* begin Information shown *

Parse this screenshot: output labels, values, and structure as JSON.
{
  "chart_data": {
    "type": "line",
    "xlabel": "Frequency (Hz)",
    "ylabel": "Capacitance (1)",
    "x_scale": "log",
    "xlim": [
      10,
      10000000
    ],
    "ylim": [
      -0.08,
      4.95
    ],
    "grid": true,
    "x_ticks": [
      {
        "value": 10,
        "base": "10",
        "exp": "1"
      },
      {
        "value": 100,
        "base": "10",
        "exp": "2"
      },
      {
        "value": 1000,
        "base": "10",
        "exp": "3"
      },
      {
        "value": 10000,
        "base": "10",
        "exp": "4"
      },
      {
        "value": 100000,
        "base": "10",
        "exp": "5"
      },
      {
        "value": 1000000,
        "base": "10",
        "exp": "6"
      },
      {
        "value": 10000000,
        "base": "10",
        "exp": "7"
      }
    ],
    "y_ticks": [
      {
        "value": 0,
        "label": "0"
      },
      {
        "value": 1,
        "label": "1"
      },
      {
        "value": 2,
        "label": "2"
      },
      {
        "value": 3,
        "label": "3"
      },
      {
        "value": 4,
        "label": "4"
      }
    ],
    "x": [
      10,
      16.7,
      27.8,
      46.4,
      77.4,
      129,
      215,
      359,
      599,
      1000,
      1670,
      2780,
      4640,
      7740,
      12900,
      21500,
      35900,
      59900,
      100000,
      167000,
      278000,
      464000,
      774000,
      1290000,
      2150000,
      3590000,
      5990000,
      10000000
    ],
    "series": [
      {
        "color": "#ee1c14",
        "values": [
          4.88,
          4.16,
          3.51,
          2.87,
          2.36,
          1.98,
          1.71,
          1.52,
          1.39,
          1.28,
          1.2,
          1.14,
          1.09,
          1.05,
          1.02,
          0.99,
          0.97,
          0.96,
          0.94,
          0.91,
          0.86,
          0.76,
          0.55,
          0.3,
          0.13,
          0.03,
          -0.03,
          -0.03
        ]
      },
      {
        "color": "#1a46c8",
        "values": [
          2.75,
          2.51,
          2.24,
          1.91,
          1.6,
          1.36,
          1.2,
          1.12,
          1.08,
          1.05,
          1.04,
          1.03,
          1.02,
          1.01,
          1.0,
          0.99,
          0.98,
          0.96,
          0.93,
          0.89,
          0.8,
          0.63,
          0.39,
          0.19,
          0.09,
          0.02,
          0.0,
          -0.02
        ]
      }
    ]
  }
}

* end Information shown *

Reproduce the material in full, with no word added or dropped.

## Response
Parse this screenshot: output labels, values, and structure as JSON.
{
  "chart_data": {
    "type": "line",
    "xlabel": "Frequency (Hz)",
    "ylabel": "Capacitance (1)",
    "x_scale": "log",
    "xlim": [
      10,
      10000000
    ],
    "ylim": [
      -0.08,
      4.95
    ],
    "grid": true,
    "x_ticks": [
      {
        "value": 10,
        "base": "10",
        "exp": "1"
      },
      {
        "value": 100,
        "base": "10",
        "exp": "2"
      },
      {
        "value": 1000,
        "base": "10",
        "exp": "3"
      },
      {
        "value": 10000,
        "base": "10",
        "exp": "4"
      },
      {
        "value": 100000,
        "base": "10",
        "exp": "5"
      },
      {
        "value": 1000000,
        "base": "10",
        "exp": "6"
      },
      {
        "value": 10000000,
        "base": "10",
        "exp": "7"
      }
    ],
    "y_ticks": [
      {
        "value": 0,
        "label": "0"
      },
      {
        "value": 1,
        "label": "1"
      },
      {
        "value": 2,
        "label": "2"
      },
      {
        "value": 3,
        "label": "3"
      },
      {
        "value": 4,
        "label": "4"
      }
    ],
    "x": [
      10,
      16.7,
      27.8,
      46.4,
      77.4,
      129,
      215,
      359,
      599,
      1000,
      1670,
      2780,
      4640,
      7740,
      12900,
      21500,
      35900,
      59900,
      100000,
      167000,
      278000,
      464000,
      774000,
      1290000,
      2150000,
      3590000,
      5990000,
      10000000
    ],
    "series": [
      {
        "color": "#ee1c14",
        "values": [
          4.88,
          4.16,
          3.51,
          2.87,
          2.36,
          1.98,
          1.71,
          1.52,
          1.39,
          1.28,
          1.2,
          1.14,
          1.09,
          1.05,
          1.02,
          0.99,
          0.97,
          0.96,
          0.94,
          0.91,
          0.86,
          0.76,
          0.55,
          0.3,
          0.13,
          0.03,
          -0.03,
          -0.03
        ]
      },
      {
        "color": "#1a46c8",
        "values": [
          2.75,
          2.51,
          2.24,
          1.91,
          1.6,
          1.36,
          1.2,
          1.12,
          1.08,
          1.05,
          1.04,
          1.03,
          1.02,
          1.01,
          1.0,
          0.99,
          0.98,
          0.96,
          0.93,
          0.89,
          0.8,
          0.63,
          0.39,
          0.19,
          0.09,
          0.02,
          0.0,
          -0.02
        ]
      }
    ]
  }
}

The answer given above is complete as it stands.